### Given information ###

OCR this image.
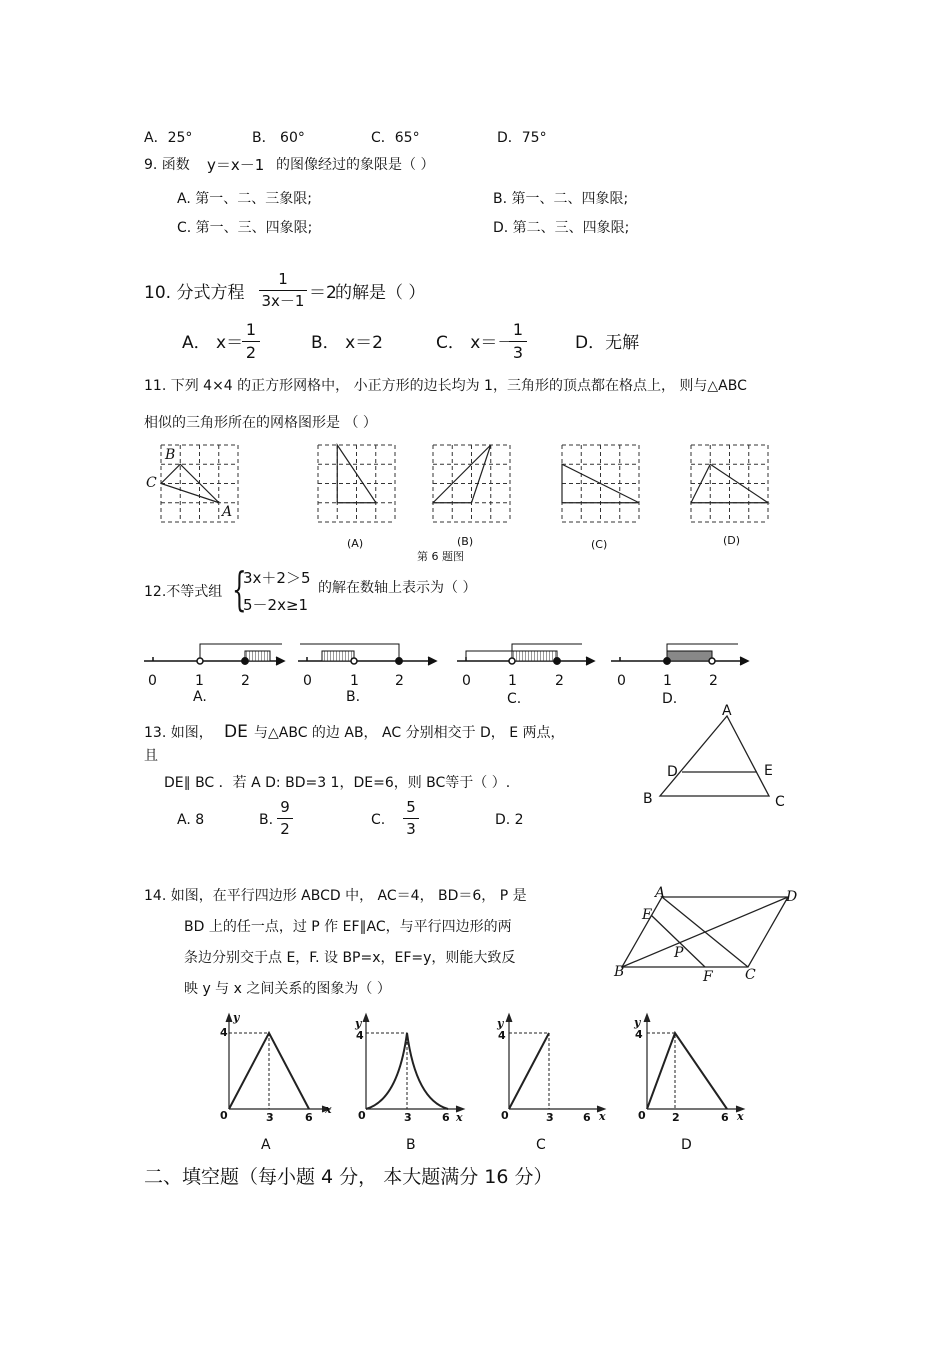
A．25°	B． 60°	C．65°	D．75°
9. 函数 y＝x－1 的图像经过的象限是（ ）
A. 第一、二、三象限;	B. 第一、二、四象限;
C. 第一、三、四象限;	D. 第二、三、四象限;
10. 分式方程 $\frac{1}{3x-1} =2$
的解是（ ）
A． x＝
$\frac{1}{2}$	B． x＝2	C． x＝－
$\frac{1}{3}$	D．无解
11. 下列 4×4 的正方形网格中， 小正方形的边长均为 1，三角形的顶点都在格点上， 则与△ABC
相似的三角形所在的网格图形是 （ ）
B
C
A
(A)	(B)	(C)	(D)
第 6 题图
12.不等式组 {
3x＋2＞5
5－2x≥1
的解在数轴上表示为（ ）
0	1	2
A.
0	1	2
B.
0	1	2
C.
0	1	2
D.
13. 如图， DE 与△ABC 的边 AB， AC 分别相交于 D， E 两点，
且
DE∥ BC ．若 A D: BD=3 1，DE=6，则 BC等于（ ）.
A. 8	B. $\frac{9}{2}$	C. $\frac{5}{3}$	D. 2
A
D	E
B	C
14. 如图，在平行四边形 ABCD 中， AC＝4， BD＝6， P 是
BD 上的任一点，过 P 作 EF∥AC，与平行四边形的两
条边分别交于点 E，F. 设 BP=x，EF=y，则能大致反
映 y 与 x 之间关系的图象为（ ）
A	D
E
P
B	F C
y
4
0	3	6
x
A
y
4
0	3	6 x
B
y
4
0	3	6 x
C
y
4
0 2	6 x
D
二、填空题（每小题 4 分， 本大题满分 16 分）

###

-- Work to complete --
Copy all lines from the listing that contain "frac".

-- Response to this task --
10. 分式方程 $\frac{1}{3x-1} =2$
$\frac{1}{2}$	B． x＝2	C． x＝－
$\frac{1}{3}$	D．无解
A. 8	B. $\frac{9}{2}$	C. $\frac{5}{3}$	D. 2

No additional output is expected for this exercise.